**Extracted records**

..........

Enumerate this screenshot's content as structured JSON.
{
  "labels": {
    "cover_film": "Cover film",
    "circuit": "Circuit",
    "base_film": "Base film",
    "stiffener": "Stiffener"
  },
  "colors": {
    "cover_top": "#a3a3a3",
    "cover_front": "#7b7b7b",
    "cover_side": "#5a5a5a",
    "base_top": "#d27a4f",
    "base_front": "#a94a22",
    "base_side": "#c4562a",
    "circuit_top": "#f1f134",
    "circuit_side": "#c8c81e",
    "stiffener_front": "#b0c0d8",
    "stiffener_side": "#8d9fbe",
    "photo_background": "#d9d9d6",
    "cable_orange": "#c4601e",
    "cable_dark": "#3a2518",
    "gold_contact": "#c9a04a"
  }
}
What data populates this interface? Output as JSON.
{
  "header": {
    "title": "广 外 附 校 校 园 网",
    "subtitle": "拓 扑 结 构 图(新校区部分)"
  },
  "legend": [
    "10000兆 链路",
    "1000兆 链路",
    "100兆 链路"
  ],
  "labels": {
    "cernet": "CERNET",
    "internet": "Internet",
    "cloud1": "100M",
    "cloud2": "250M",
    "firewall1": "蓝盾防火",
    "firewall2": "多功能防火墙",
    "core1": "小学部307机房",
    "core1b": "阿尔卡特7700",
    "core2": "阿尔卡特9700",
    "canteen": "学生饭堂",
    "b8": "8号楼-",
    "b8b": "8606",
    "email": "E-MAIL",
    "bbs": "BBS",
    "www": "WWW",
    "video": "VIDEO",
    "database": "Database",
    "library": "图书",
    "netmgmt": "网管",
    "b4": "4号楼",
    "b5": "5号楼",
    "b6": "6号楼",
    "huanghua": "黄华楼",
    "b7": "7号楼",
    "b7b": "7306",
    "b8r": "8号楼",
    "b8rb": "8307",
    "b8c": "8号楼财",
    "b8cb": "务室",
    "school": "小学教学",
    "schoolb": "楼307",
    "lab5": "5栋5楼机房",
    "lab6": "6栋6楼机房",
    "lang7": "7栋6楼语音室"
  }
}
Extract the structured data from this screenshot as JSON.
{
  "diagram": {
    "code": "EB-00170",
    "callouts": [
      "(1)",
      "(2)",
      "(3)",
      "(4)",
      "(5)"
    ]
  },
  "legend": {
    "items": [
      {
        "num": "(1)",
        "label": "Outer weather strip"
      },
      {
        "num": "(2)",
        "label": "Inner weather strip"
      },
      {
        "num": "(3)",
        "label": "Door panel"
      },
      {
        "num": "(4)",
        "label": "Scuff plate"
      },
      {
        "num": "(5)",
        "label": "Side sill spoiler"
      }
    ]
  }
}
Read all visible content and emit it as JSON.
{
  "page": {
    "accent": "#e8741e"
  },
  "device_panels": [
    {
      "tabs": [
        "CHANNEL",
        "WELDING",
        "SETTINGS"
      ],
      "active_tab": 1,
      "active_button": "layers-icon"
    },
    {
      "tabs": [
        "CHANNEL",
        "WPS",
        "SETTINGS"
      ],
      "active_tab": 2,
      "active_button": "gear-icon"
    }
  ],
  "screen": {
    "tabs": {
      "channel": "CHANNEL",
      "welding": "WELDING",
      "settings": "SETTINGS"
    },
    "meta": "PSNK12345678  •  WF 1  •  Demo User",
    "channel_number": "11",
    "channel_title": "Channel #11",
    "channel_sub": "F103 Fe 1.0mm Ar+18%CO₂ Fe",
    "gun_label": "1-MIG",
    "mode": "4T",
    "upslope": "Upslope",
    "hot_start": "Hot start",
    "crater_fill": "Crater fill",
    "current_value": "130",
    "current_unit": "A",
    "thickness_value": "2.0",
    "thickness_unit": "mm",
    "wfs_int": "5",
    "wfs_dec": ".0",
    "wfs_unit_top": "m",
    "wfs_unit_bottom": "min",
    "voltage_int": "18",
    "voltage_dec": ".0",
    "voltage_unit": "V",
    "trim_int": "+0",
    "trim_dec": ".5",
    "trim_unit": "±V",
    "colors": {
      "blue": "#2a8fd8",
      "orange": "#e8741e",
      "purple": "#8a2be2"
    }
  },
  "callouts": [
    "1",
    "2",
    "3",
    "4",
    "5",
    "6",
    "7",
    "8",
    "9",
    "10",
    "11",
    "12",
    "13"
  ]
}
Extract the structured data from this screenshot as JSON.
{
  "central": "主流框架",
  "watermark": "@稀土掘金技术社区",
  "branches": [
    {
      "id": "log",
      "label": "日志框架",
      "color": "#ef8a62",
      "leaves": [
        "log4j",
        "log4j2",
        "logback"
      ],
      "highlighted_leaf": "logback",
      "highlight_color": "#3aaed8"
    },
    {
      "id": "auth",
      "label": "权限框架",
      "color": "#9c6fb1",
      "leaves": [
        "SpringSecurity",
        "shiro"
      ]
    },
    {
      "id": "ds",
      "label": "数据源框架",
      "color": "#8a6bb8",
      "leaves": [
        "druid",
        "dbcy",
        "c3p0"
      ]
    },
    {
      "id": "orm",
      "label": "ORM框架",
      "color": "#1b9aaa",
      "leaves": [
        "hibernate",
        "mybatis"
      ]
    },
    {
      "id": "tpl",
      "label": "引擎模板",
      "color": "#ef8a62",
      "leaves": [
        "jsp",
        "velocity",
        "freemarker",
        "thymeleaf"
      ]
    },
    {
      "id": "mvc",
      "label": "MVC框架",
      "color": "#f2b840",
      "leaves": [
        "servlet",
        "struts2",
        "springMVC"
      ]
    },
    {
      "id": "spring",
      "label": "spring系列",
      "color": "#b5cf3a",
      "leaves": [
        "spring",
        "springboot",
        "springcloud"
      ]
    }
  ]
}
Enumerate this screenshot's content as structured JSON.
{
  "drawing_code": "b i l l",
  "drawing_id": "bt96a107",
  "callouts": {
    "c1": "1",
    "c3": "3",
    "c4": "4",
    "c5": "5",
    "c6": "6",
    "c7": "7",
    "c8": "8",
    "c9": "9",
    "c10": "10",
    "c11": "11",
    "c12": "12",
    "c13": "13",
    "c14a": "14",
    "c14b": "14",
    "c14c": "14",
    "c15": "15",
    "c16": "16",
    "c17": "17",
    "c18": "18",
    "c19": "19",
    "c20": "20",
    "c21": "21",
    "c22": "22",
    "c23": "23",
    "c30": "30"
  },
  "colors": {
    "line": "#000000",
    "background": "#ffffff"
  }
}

..........

Each line above must be reproduced exactly as it stands.

**ANSWER TO THIS EXERCISE**
Enumerate this screenshot's content as structured JSON.
{
  "labels": {
    "cover_film": "Cover film",
    "circuit": "Circuit",
    "base_film": "Base film",
    "stiffener": "Stiffener"
  },
  "colors": {
    "cover_top": "#a3a3a3",
    "cover_front": "#7b7b7b",
    "cover_side": "#5a5a5a",
    "base_top": "#d27a4f",
    "base_front": "#a94a22",
    "base_side": "#c4562a",
    "circuit_top": "#f1f134",
    "circuit_side": "#c8c81e",
    "stiffener_front": "#b0c0d8",
    "stiffener_side": "#8d9fbe",
    "photo_background": "#d9d9d6",
    "cable_orange": "#c4601e",
    "cable_dark": "#3a2518",
    "gold_contact": "#c9a04a"
  }
}
What data populates this interface? Output as JSON.
{
  "header": {
    "title": "广 外 附 校 校 园 网",
    "subtitle": "拓 扑 结 构 图(新校区部分)"
  },
  "legend": [
    "10000兆 链路",
    "1000兆 链路",
    "100兆 链路"
  ],
  "labels": {
    "cernet": "CERNET",
    "internet": "Internet",
    "cloud1": "100M",
    "cloud2": "250M",
    "firewall1": "蓝盾防火",
    "firewall2": "多功能防火墙",
    "core1": "小学部307机房",
    "core1b": "阿尔卡特7700",
    "core2": "阿尔卡特9700",
    "canteen": "学生饭堂",
    "b8": "8号楼-",
    "b8b": "8606",
    "email": "E-MAIL",
    "bbs": "BBS",
    "www": "WWW",
    "video": "VIDEO",
    "database": "Database",
    "library": "图书",
    "netmgmt": "网管",
    "b4": "4号楼",
    "b5": "5号楼",
    "b6": "6号楼",
    "huanghua": "黄华楼",
    "b7": "7号楼",
    "b7b": "7306",
    "b8r": "8号楼",
    "b8rb": "8307",
    "b8c": "8号楼财",
    "b8cb": "务室",
    "school": "小学教学",
    "schoolb": "楼307",
    "lab5": "5栋5楼机房",
    "lab6": "6栋6楼机房",
    "lang7": "7栋6楼语音室"
  }
}
Extract the structured data from this screenshot as JSON.
{
  "diagram": {
    "code": "EB-00170",
    "callouts": [
      "(1)",
      "(2)",
      "(3)",
      "(4)",
      "(5)"
    ]
  },
  "legend": {
    "items": [
      {
        "num": "(1)",
        "label": "Outer weather strip"
      },
      {
        "num": "(2)",
        "label": "Inner weather strip"
      },
      {
        "num": "(3)",
        "label": "Door panel"
      },
      {
        "num": "(4)",
        "label": "Scuff plate"
      },
      {
        "num": "(5)",
        "label": "Side sill spoiler"
      }
    ]
  }
}
Read all visible content and emit it as JSON.
{
  "page": {
    "accent": "#e8741e"
  },
  "device_panels": [
    {
      "tabs": [
        "CHANNEL",
        "WELDING",
        "SETTINGS"
      ],
      "active_tab": 1,
      "active_button": "layers-icon"
    },
    {
      "tabs": [
        "CHANNEL",
        "WPS",
        "SETTINGS"
      ],
      "active_tab": 2,
      "active_button": "gear-icon"
    }
  ],
  "screen": {
    "tabs": {
      "channel": "CHANNEL",
      "welding": "WELDING",
      "settings": "SETTINGS"
    },
    "meta": "PSNK12345678  •  WF 1  •  Demo User",
    "channel_number": "11",
    "channel_title": "Channel #11",
    "channel_sub": "F103 Fe 1.0mm Ar+18%CO₂ Fe",
    "gun_label": "1-MIG",
    "mode": "4T",
    "upslope": "Upslope",
    "hot_start": "Hot start",
    "crater_fill": "Crater fill",
    "current_value": "130",
    "current_unit": "A",
    "thickness_value": "2.0",
    "thickness_unit": "mm",
    "wfs_int": "5",
    "wfs_dec": ".0",
    "wfs_unit_top": "m",
    "wfs_unit_bottom": "min",
    "voltage_int": "18",
    "voltage_dec": ".0",
    "voltage_unit": "V",
    "trim_int": "+0",
    "trim_dec": ".5",
    "trim_unit": "±V",
    "colors": {
      "blue": "#2a8fd8",
      "orange": "#e8741e",
      "purple": "#8a2be2"
    }
  },
  "callouts": [
    "1",
    "2",
    "3",
    "4",
    "5",
    "6",
    "7",
    "8",
    "9",
    "10",
    "11",
    "12",
    "13"
  ]
}
Extract the structured data from this screenshot as JSON.
{
  "central": "主流框架",
  "watermark": "@稀土掘金技术社区",
  "branches": [
    {
      "id": "log",
      "label": "日志框架",
      "color": "#ef8a62",
      "leaves": [
        "log4j",
        "log4j2",
        "logback"
      ],
      "highlighted_leaf": "logback",
      "highlight_color": "#3aaed8"
    },
    {
      "id": "auth",
      "label": "权限框架",
      "color": "#9c6fb1",
      "leaves": [
        "SpringSecurity",
        "shiro"
      ]
    },
    {
      "id": "ds",
      "label": "数据源框架",
      "color": "#8a6bb8",
      "leaves": [
        "druid",
        "dbcy",
        "c3p0"
      ]
    },
    {
      "id": "orm",
      "label": "ORM框架",
      "color": "#1b9aaa",
      "leaves": [
        "hibernate",
        "mybatis"
      ]
    },
    {
      "id": "tpl",
      "label": "引擎模板",
      "color": "#ef8a62",
      "leaves": [
        "jsp",
        "velocity",
        "freemarker",
        "thymeleaf"
      ]
    },
    {
      "id": "mvc",
      "label": "MVC框架",
      "color": "#f2b840",
      "leaves": [
        "servlet",
        "struts2",
        "springMVC"
      ]
    },
    {
      "id": "spring",
      "label": "spring系列",
      "color": "#b5cf3a",
      "leaves": [
        "spring",
        "springboot",
        "springcloud"
      ]
    }
  ]
}
Enumerate this screenshot's content as structured JSON.
{
  "drawing_code": "b i l l",
  "drawing_id": "bt96a107",
  "callouts": {
    "c1": "1",
    "c3": "3",
    "c4": "4",
    "c5": "5",
    "c6": "6",
    "c7": "7",
    "c8": "8",
    "c9": "9",
    "c10": "10",
    "c11": "11",
    "c12": "12",
    "c13": "13",
    "c14a": "14",
    "c14b": "14",
    "c14c": "14",
    "c15": "15",
    "c16": "16",
    "c17": "17",
    "c18": "18",
    "c19": "19",
    "c20": "20",
    "c21": "21",
    "c22": "22",
    "c23": "23",
    "c30": "30"
  },
  "colors": {
    "line": "#000000",
    "background": "#ffffff"
  }
}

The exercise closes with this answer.